[Exercise details]: Could you return all of the records exactly, minus their images?

[Entries supplied]:
<<<<
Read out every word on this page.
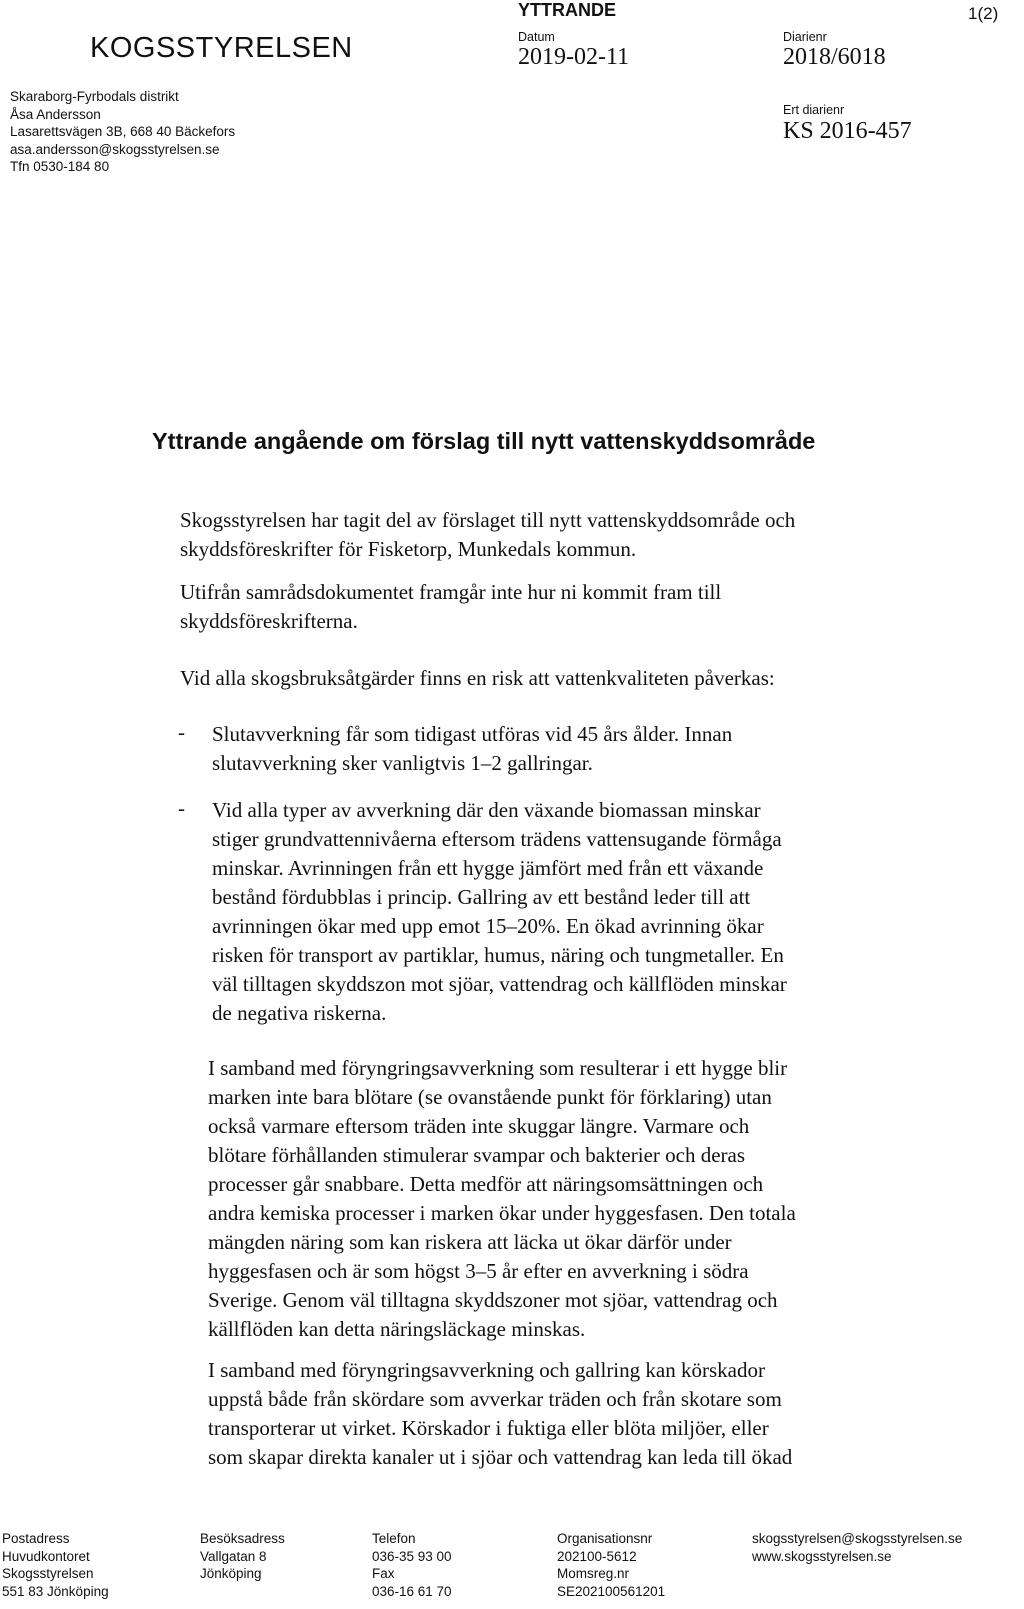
KOGSSTYRELSEN
Skaraborg-Fyrbodals distrikt
Åsa Andersson
Lasarettsvägen 3B, 668 40 Bäckefors
asa.andersson@skogsstyrelsen.se
Tfn 0530-184 80
YTTRANDE	1(2)
Datum
2019-02-11
Diarienr
2018/6018
Ert diarienr
KS 2016-457
Yttrande angående om förslag till nytt vattenskyddsområde

Skogsstyrelsen har tagit del av förslaget till nytt vattenskyddsområde och
skyddsföreskrifter för Fisketorp, Munkedals kommun.

Utifrån samrådsdokumentet framgår inte hur ni kommit fram till
skyddsföreskrifterna.

Vid alla skogsbruksåtgärder finns en risk att vattenkvaliteten påverkas:

- Slutavverkning får som tidigast utföras vid 45 års ålder. Innan
slutavverkning sker vanligtvis 1–2 gallringar.

- Vid alla typer av avverkning där den växande biomassan minskar
stiger grundvattennivåerna eftersom trädens vattensugande förmåga
minskar. Avrinningen från ett hygge jämfört med från ett växande
bestånd fördubblas i princip. Gallring av ett bestånd leder till att
avrinningen ökar med upp emot 15–20%. En ökad avrinning ökar
risken för transport av partiklar, humus, näring och tungmetaller. En
väl tilltagen skyddszon mot sjöar, vattendrag och källflöden minskar
de negativa riskerna.

I samband med föryngringsavverkning som resulterar i ett hygge blir
marken inte bara blötare (se ovanstående punkt för förklaring) utan
också varmare eftersom träden inte skuggar längre. Varmare och
blötare förhållanden stimulerar svampar och bakterier och deras
processer går snabbare. Detta medför att näringsomsättningen och
andra kemiska processer i marken ökar under hyggesfasen. Den totala
mängden näring som kan riskera att läcka ut ökar därför under
hyggesfasen och är som högst 3–5 år efter en avverkning i södra
Sverige. Genom väl tilltagna skyddszoner mot sjöar, vattendrag och
källflöden kan detta näringsläckage minskas.

I samband med föryngringsavverkning och gallring kan körskador
uppstå både från skördare som avverkar träden och från skotare som
transporterar ut virket. Körskador i fuktiga eller blöta miljöer, eller
som skapar direkta kanaler ut i sjöar och vattendrag kan leda till ökad

Postadress
Huvudkontoret
Skogsstyrelsen
551 83 Jönköping
Besöksadress
Vallgatan 8
Jönköping
Telefon
036-35 93 00
Fax
036-16 61 70
Organisationsnr
202100-5612
Momsreg.nr
SE202100561201
skogsstyrelsen@skogsstyrelsen.se
www.skogsstyrelsen.se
>>>>
[Worked solution]:
Read out every word on this page.
KOGSSTYRELSEN
Skaraborg-Fyrbodals distrikt
Åsa Andersson
Lasarettsvägen 3B, 668 40 Bäckefors
asa.andersson@skogsstyrelsen.se
Tfn 0530-184 80
YTTRANDE	1(2)
Datum
2019-02-11
Diarienr
2018/6018
Ert diarienr
KS 2016-457
Yttrande angående om förslag till nytt vattenskyddsområde

Skogsstyrelsen har tagit del av förslaget till nytt vattenskyddsområde och
skyddsföreskrifter för Fisketorp, Munkedals kommun.

Utifrån samrådsdokumentet framgår inte hur ni kommit fram till
skyddsföreskrifterna.

Vid alla skogsbruksåtgärder finns en risk att vattenkvaliteten påverkas:

- Slutavverkning får som tidigast utföras vid 45 års ålder. Innan
slutavverkning sker vanligtvis 1–2 gallringar.

- Vid alla typer av avverkning där den växande biomassan minskar
stiger grundvattennivåerna eftersom trädens vattensugande förmåga
minskar. Avrinningen från ett hygge jämfört med från ett växande
bestånd fördubblas i princip. Gallring av ett bestånd leder till att
avrinningen ökar med upp emot 15–20%. En ökad avrinning ökar
risken för transport av partiklar, humus, näring och tungmetaller. En
väl tilltagen skyddszon mot sjöar, vattendrag och källflöden minskar
de negativa riskerna.

I samband med föryngringsavverkning som resulterar i ett hygge blir
marken inte bara blötare (se ovanstående punkt för förklaring) utan
också varmare eftersom träden inte skuggar längre. Varmare och
blötare förhållanden stimulerar svampar och bakterier och deras
processer går snabbare. Detta medför att näringsomsättningen och
andra kemiska processer i marken ökar under hyggesfasen. Den totala
mängden näring som kan riskera att läcka ut ökar därför under
hyggesfasen och är som högst 3–5 år efter en avverkning i södra
Sverige. Genom väl tilltagna skyddszoner mot sjöar, vattendrag och
källflöden kan detta näringsläckage minskas.

I samband med föryngringsavverkning och gallring kan körskador
uppstå både från skördare som avverkar träden och från skotare som
transporterar ut virket. Körskador i fuktiga eller blöta miljöer, eller
som skapar direkta kanaler ut i sjöar och vattendrag kan leda till ökad

Postadress
Huvudkontoret
Skogsstyrelsen
551 83 Jönköping
Besöksadress
Vallgatan 8
Jönköping
Telefon
036-35 93 00
Fax
036-16 61 70
Organisationsnr
202100-5612
Momsreg.nr
SE202100561201
skogsstyrelsen@skogsstyrelsen.se
www.skogsstyrelsen.se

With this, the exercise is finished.